> The problem: Within the data below, state how many lines contain the string "seguintes". Provide the number only.
--*--
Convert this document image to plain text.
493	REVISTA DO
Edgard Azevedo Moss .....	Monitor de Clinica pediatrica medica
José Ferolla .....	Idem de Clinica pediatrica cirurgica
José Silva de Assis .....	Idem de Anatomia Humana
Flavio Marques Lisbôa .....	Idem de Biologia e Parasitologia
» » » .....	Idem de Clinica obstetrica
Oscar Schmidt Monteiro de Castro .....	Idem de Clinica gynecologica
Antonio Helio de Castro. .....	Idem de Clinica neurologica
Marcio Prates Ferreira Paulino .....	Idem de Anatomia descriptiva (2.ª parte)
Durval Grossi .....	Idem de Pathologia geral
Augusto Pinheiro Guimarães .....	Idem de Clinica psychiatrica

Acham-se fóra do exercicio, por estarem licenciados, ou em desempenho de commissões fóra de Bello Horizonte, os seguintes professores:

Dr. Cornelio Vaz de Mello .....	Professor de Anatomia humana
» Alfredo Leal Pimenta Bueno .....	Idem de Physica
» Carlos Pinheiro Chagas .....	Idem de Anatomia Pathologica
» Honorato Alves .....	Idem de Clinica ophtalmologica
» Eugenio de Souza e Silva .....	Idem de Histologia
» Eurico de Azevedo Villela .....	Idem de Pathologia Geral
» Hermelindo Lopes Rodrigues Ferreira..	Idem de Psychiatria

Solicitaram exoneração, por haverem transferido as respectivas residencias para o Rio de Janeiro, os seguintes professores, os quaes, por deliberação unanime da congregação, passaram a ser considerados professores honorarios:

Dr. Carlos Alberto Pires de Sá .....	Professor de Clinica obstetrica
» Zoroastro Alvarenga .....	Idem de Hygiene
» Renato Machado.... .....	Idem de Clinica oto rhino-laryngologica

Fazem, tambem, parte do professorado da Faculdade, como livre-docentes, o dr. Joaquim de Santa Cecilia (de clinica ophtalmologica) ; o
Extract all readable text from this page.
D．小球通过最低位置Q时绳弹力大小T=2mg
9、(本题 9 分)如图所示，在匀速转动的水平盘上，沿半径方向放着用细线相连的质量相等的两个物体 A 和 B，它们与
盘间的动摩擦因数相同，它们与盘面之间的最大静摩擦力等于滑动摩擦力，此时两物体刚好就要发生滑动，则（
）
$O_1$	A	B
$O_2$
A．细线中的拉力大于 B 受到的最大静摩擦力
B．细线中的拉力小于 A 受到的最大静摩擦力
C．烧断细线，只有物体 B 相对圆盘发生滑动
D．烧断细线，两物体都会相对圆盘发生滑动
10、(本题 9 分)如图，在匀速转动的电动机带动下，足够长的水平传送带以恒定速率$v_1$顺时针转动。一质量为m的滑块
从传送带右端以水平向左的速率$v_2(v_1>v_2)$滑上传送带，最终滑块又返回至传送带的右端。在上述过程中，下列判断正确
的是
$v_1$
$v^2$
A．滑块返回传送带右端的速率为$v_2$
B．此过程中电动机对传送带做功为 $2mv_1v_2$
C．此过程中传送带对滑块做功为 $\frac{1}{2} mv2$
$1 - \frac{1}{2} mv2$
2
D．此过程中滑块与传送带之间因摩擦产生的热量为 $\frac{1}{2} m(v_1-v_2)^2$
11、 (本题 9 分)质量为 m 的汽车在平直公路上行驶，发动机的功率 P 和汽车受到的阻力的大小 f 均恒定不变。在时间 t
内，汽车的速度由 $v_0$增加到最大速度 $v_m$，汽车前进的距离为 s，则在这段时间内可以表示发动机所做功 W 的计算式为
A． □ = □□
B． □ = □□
--*--
> Answer for this exercise: 2